### Your instructions
Transcribe the rows verbatim from the first line of the rows through the line containing "actual-address-cont: Тамбовский район, с.", including both ends.

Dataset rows
+++

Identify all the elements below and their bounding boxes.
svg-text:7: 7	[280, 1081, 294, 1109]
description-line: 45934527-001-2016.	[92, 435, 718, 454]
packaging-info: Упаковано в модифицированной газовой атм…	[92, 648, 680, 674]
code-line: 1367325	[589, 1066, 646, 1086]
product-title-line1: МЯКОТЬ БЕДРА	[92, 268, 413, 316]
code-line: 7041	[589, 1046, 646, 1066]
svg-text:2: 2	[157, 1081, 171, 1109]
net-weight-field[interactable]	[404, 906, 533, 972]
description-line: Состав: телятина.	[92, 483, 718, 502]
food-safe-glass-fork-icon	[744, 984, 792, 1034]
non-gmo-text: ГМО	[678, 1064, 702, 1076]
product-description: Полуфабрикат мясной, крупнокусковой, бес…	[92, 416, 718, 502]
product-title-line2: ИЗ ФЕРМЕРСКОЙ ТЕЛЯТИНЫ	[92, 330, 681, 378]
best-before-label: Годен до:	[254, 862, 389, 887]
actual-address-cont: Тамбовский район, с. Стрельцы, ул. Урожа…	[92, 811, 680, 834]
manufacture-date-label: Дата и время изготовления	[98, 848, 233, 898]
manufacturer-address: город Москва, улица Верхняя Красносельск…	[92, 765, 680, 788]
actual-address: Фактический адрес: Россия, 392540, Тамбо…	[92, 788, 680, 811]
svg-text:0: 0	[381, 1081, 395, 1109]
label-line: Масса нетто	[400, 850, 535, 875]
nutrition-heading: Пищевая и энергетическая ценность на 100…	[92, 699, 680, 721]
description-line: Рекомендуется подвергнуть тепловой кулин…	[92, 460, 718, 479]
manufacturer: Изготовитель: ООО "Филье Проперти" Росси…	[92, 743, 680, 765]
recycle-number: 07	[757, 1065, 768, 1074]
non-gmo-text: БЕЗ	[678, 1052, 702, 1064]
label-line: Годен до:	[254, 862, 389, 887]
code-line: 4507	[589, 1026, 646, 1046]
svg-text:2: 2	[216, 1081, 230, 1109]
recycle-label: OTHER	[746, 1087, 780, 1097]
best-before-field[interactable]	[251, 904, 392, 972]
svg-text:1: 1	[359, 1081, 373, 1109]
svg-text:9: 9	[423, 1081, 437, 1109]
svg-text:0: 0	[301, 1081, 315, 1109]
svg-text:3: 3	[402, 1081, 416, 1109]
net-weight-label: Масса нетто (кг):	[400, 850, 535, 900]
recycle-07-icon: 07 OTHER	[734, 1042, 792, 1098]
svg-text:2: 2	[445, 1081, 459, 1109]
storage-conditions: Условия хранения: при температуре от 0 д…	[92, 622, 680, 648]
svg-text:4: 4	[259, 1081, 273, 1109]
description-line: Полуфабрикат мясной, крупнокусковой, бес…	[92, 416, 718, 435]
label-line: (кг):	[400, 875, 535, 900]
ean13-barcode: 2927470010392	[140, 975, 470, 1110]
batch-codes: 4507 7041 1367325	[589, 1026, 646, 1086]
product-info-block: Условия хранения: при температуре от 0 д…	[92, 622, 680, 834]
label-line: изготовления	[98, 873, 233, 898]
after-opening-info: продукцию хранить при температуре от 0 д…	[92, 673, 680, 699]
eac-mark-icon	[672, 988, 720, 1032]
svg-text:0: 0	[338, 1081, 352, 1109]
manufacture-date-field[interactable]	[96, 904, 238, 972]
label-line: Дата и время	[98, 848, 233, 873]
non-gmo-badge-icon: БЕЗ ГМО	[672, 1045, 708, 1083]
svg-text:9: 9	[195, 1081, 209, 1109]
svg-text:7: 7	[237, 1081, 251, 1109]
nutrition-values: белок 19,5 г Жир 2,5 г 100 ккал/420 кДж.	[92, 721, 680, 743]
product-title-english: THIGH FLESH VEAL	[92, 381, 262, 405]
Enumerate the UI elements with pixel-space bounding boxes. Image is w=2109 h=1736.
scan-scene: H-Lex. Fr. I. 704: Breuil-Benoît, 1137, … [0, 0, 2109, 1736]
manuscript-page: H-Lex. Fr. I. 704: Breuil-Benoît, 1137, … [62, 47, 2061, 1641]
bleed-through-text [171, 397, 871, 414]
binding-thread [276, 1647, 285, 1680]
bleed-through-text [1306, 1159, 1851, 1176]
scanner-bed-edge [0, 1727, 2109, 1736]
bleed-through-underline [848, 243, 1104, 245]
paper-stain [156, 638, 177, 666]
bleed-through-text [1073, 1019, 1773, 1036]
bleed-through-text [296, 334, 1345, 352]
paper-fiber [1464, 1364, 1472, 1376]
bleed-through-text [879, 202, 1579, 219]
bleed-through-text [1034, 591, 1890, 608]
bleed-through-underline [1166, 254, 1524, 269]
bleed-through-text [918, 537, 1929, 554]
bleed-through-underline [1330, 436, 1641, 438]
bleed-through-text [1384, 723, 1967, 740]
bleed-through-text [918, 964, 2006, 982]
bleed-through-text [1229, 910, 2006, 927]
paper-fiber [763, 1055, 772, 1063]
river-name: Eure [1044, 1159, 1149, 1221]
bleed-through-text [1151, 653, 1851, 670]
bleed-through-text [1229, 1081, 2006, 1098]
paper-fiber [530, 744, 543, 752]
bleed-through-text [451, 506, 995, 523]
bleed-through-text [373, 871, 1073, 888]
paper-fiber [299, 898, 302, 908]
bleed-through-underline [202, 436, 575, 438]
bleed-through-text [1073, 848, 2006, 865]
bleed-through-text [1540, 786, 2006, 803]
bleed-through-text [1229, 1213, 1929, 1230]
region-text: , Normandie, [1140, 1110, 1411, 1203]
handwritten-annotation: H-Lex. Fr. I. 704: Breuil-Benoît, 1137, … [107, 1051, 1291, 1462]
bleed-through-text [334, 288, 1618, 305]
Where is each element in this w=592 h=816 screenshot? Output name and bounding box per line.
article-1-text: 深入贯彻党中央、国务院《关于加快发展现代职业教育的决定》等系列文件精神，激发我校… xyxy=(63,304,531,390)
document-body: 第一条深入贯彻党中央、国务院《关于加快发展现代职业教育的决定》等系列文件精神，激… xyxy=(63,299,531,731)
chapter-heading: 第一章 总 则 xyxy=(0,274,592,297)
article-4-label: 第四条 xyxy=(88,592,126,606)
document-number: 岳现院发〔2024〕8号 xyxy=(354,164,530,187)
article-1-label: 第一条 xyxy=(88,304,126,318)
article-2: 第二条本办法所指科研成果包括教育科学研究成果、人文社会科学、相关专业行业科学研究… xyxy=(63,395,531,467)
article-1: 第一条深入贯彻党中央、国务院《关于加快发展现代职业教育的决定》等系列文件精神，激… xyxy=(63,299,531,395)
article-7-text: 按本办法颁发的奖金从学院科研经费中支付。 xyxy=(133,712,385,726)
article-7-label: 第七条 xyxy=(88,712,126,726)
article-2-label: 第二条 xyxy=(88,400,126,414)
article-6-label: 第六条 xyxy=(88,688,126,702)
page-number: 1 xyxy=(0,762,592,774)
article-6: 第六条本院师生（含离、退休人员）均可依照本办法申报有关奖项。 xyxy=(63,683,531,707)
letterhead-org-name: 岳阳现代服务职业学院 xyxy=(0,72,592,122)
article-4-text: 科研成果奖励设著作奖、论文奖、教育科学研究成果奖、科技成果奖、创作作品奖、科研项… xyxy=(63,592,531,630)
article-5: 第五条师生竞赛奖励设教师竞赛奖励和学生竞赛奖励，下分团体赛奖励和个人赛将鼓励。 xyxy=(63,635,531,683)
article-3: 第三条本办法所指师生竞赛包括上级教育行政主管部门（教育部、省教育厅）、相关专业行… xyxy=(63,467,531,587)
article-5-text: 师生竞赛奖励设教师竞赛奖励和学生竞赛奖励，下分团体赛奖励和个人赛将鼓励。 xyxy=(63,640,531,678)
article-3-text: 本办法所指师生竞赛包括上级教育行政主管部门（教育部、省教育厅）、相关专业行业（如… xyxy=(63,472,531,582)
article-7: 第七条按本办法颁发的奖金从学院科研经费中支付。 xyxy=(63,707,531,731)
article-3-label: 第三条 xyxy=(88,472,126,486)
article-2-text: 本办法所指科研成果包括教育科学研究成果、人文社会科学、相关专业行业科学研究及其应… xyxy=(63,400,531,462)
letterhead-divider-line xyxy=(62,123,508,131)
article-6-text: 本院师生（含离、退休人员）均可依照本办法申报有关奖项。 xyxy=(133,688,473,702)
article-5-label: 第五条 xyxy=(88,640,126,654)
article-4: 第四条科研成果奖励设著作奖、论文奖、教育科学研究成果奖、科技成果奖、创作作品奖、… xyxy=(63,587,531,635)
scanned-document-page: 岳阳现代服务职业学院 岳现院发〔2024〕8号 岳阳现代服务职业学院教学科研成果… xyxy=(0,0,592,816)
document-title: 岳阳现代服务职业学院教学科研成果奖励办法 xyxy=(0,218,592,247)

+++

### Task result
Identify all the elements below and their bounding boxes.
svg-text:7: 7	[280, 1081, 294, 1109]
description-line: 45934527-001-2016.	[92, 435, 718, 454]
packaging-info: Упаковано в модифицированной газовой атм…	[92, 648, 680, 674]
code-line: 1367325	[589, 1066, 646, 1086]
product-title-line1: МЯКОТЬ БЕДРА	[92, 268, 413, 316]
code-line: 7041	[589, 1046, 646, 1066]
svg-text:2: 2	[157, 1081, 171, 1109]
net-weight-field[interactable]	[404, 906, 533, 972]
description-line: Состав: телятина.	[92, 483, 718, 502]
food-safe-glass-fork-icon	[744, 984, 792, 1034]
non-gmo-text: ГМО	[678, 1064, 702, 1076]
product-description: Полуфабрикат мясной, крупнокусковой, бес…	[92, 416, 718, 502]
product-title-line2: ИЗ ФЕРМЕРСКОЙ ТЕЛЯТИНЫ	[92, 330, 681, 378]
best-before-label: Годен до:	[254, 862, 389, 887]
actual-address-cont: Тамбовский район, с. Стрельцы, ул. Урожа…	[92, 811, 680, 834]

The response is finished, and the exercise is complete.